A block of data:

--- start ---

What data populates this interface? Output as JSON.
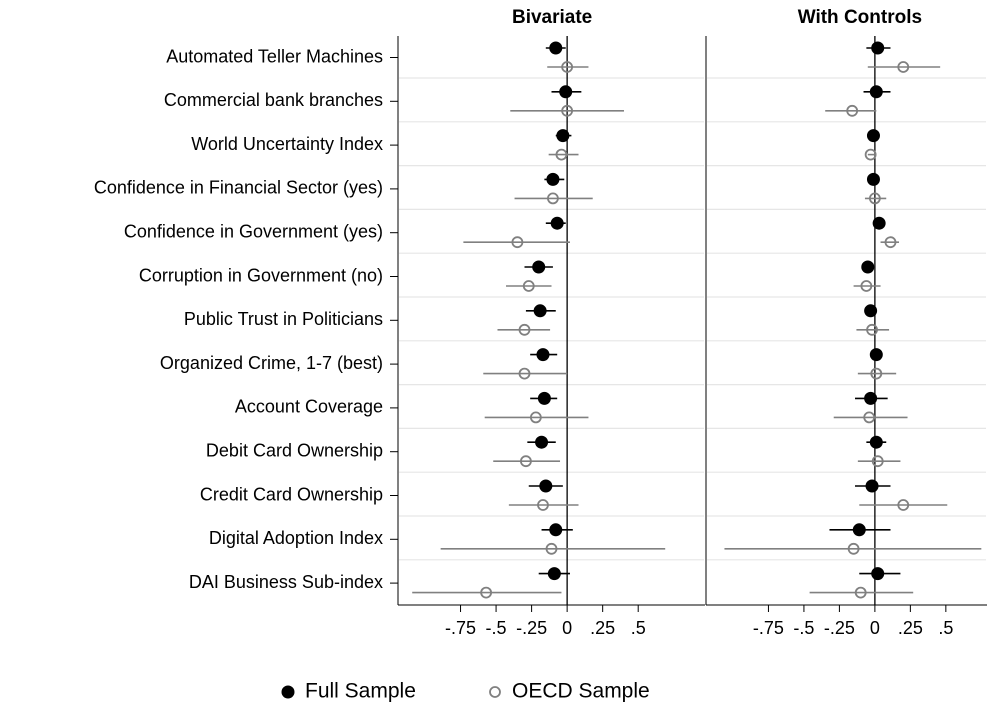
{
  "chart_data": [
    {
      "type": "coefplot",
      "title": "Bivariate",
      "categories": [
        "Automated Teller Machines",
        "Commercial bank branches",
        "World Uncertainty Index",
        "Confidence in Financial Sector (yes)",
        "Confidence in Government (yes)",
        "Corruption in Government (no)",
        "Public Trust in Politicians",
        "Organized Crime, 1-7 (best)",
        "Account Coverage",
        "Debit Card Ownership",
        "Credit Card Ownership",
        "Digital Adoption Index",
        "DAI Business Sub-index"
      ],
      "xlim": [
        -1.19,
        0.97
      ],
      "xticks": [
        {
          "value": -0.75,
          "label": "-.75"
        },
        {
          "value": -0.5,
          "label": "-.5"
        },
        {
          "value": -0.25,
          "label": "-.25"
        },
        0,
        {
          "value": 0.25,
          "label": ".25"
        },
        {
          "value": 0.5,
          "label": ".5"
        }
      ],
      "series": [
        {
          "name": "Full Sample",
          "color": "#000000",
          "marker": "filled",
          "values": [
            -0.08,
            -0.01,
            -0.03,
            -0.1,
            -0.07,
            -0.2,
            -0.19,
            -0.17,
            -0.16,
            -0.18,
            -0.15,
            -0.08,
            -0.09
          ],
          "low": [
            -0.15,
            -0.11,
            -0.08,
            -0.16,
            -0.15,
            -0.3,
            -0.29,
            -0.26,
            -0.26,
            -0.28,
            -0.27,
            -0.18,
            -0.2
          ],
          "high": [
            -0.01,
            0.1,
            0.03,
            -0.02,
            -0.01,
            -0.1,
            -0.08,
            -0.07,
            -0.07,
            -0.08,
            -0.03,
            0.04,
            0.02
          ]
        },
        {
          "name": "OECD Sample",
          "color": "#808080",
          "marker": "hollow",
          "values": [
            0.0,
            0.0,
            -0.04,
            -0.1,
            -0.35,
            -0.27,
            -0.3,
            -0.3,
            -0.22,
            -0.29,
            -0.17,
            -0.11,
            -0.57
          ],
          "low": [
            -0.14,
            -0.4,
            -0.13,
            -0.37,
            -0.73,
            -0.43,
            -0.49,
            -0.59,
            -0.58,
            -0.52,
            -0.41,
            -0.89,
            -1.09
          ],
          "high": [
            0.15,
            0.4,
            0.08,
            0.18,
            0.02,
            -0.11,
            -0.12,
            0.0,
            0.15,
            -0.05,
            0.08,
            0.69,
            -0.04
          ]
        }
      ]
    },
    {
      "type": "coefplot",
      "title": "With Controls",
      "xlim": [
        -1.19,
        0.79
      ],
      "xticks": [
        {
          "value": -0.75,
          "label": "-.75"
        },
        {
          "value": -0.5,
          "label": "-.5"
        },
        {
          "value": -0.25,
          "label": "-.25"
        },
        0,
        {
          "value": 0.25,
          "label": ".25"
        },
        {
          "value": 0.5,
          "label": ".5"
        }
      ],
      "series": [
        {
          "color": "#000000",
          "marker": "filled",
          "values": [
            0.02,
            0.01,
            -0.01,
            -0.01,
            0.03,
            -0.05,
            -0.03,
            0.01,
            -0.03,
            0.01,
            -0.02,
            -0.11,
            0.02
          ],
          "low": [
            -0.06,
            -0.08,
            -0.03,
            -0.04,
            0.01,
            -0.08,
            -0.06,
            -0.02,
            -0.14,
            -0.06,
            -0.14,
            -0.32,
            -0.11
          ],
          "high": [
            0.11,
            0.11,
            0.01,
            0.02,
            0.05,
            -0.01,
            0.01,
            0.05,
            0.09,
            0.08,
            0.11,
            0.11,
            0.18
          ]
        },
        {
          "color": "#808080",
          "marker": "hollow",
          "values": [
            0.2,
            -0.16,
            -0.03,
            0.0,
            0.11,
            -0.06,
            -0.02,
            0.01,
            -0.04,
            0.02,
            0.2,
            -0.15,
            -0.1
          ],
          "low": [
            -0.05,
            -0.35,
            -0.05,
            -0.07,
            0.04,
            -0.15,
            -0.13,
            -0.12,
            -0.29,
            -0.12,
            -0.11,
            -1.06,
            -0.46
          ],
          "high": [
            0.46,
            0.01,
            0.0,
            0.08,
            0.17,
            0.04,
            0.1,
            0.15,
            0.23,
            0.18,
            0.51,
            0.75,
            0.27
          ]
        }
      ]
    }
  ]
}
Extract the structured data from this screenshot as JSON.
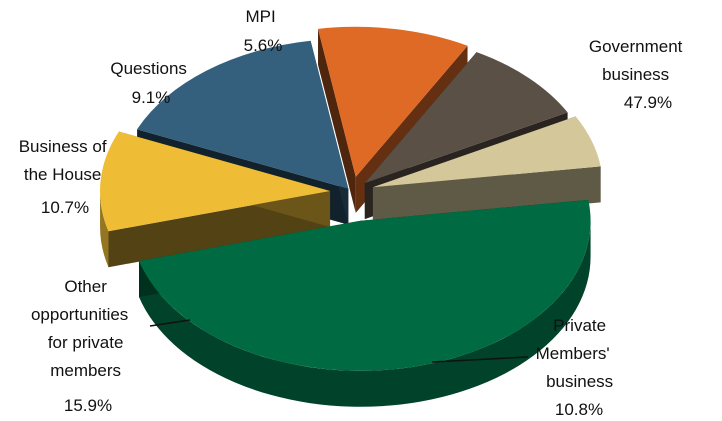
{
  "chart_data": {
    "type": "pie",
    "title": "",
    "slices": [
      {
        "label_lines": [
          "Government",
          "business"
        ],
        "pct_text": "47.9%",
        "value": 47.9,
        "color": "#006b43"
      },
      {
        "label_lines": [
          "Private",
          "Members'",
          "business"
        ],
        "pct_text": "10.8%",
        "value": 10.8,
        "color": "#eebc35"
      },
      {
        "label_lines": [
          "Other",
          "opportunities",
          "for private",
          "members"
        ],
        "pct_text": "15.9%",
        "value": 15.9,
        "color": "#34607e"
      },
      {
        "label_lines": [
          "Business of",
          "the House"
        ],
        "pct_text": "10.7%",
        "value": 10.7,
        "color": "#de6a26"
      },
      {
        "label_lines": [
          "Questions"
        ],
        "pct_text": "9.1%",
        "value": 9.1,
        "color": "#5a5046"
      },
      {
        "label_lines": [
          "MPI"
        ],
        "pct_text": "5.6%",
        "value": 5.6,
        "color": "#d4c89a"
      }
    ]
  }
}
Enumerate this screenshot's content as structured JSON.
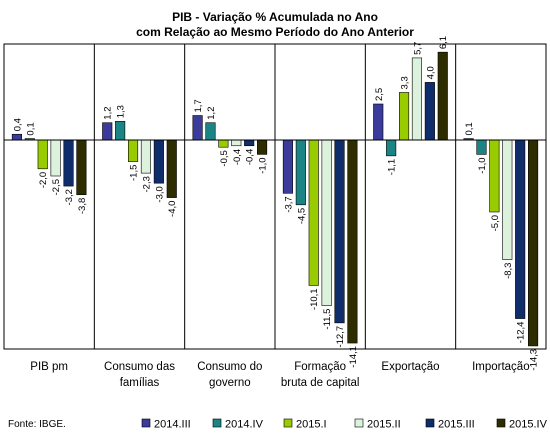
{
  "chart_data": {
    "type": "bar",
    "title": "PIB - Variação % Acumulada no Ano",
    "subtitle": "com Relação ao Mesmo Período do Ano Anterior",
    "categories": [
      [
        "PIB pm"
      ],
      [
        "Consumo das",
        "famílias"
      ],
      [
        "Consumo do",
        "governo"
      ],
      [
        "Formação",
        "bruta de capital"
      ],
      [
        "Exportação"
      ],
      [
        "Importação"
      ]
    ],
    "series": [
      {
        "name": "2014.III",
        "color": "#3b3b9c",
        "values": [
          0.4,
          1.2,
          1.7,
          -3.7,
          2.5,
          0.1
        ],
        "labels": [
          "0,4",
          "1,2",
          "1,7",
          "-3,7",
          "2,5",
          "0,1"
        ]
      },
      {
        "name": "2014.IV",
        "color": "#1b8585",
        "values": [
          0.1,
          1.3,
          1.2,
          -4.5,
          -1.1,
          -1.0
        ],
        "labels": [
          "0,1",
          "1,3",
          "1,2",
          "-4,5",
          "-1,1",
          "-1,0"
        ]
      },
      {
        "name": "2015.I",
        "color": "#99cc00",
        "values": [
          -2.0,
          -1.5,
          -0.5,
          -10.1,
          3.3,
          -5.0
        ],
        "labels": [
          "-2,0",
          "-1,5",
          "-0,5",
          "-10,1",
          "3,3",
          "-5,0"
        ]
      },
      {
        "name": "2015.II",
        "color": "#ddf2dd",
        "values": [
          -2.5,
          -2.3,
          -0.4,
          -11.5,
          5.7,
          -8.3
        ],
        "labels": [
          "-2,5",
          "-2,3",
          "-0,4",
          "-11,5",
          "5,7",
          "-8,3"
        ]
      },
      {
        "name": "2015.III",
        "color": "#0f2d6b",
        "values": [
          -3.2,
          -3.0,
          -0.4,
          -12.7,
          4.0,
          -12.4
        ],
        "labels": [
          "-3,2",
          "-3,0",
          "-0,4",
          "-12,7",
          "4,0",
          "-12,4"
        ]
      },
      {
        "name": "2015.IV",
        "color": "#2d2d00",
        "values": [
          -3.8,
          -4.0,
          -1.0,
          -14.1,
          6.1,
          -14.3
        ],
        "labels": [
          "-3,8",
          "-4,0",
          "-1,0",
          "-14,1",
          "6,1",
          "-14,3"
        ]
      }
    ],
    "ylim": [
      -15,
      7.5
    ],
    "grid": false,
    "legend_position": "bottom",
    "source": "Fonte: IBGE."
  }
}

--- end ---
--- start ---

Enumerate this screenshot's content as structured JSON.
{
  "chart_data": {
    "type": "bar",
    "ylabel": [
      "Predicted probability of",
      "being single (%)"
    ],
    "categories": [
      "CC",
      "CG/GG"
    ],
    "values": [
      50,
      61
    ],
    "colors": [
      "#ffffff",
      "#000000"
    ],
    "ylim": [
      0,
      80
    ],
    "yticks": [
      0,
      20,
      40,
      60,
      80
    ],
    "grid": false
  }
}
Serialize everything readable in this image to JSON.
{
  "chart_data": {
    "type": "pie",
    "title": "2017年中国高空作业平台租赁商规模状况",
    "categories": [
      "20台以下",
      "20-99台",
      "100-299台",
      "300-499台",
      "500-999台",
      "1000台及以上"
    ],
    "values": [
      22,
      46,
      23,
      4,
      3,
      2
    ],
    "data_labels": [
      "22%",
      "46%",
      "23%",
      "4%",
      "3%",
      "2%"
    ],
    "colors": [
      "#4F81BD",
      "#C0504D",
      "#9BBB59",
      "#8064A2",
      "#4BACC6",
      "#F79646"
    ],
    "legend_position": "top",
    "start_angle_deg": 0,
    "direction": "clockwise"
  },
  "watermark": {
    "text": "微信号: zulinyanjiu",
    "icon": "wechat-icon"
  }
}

--- end ---

Your task is to list each line of the records with the word "Government".

EXERCISE RESULT:
        "Confidence in Government (yes)",
        "Corruption in Government (no)",
          "Government",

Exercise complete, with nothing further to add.